**Written problem**
Copy every line of the following data that includes the string "trámites".

**Input**
________________________________________

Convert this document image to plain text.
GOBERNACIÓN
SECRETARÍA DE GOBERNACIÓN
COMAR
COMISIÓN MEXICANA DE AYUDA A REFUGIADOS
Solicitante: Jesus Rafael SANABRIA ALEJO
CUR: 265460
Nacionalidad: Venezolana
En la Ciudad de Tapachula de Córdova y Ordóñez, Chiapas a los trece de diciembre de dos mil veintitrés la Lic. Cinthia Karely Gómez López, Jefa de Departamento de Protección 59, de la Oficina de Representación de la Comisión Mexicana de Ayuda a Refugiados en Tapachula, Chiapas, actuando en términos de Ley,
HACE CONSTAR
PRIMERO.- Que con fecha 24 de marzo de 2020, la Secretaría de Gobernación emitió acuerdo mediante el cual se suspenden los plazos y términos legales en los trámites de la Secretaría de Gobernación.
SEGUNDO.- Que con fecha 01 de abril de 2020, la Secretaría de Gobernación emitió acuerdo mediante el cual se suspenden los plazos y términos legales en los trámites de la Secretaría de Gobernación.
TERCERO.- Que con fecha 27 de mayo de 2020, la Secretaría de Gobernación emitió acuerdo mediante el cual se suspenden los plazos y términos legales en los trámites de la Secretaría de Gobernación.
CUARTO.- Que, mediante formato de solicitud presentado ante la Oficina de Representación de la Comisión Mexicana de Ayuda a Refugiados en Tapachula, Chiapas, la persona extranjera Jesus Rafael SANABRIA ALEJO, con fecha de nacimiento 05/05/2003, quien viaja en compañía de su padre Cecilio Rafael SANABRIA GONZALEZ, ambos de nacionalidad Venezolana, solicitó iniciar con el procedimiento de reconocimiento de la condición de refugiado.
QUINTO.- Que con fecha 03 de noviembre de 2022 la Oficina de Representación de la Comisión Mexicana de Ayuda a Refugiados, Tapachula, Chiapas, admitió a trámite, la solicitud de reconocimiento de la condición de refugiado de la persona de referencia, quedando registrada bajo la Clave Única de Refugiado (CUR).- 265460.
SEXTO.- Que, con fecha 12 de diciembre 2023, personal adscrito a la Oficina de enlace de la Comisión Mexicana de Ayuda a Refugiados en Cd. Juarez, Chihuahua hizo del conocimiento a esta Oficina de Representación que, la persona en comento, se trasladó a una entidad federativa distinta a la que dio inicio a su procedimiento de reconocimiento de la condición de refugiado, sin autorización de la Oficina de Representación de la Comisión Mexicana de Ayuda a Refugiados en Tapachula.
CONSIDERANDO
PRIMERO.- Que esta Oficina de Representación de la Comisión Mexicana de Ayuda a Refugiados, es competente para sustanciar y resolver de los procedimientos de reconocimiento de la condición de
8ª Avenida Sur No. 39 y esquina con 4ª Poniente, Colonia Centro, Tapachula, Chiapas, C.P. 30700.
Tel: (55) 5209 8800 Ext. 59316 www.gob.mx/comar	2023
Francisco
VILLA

________________________________________

**Solution to this exercise**
PRIMERO.- Que con fecha 24 de marzo de 2020, la Secretaría de Gobernación emitió acuerdo mediante el cual se suspenden los plazos y términos legales en los trámites de la Secretaría de Gobernación.
SEGUNDO.- Que con fecha 01 de abril de 2020, la Secretaría de Gobernación emitió acuerdo mediante el cual se suspenden los plazos y términos legales en los trámites de la Secretaría de Gobernación.
TERCERO.- Que con fecha 27 de mayo de 2020, la Secretaría de Gobernación emitió acuerdo mediante el cual se suspenden los plazos y términos legales en los trámites de la Secretaría de Gobernación.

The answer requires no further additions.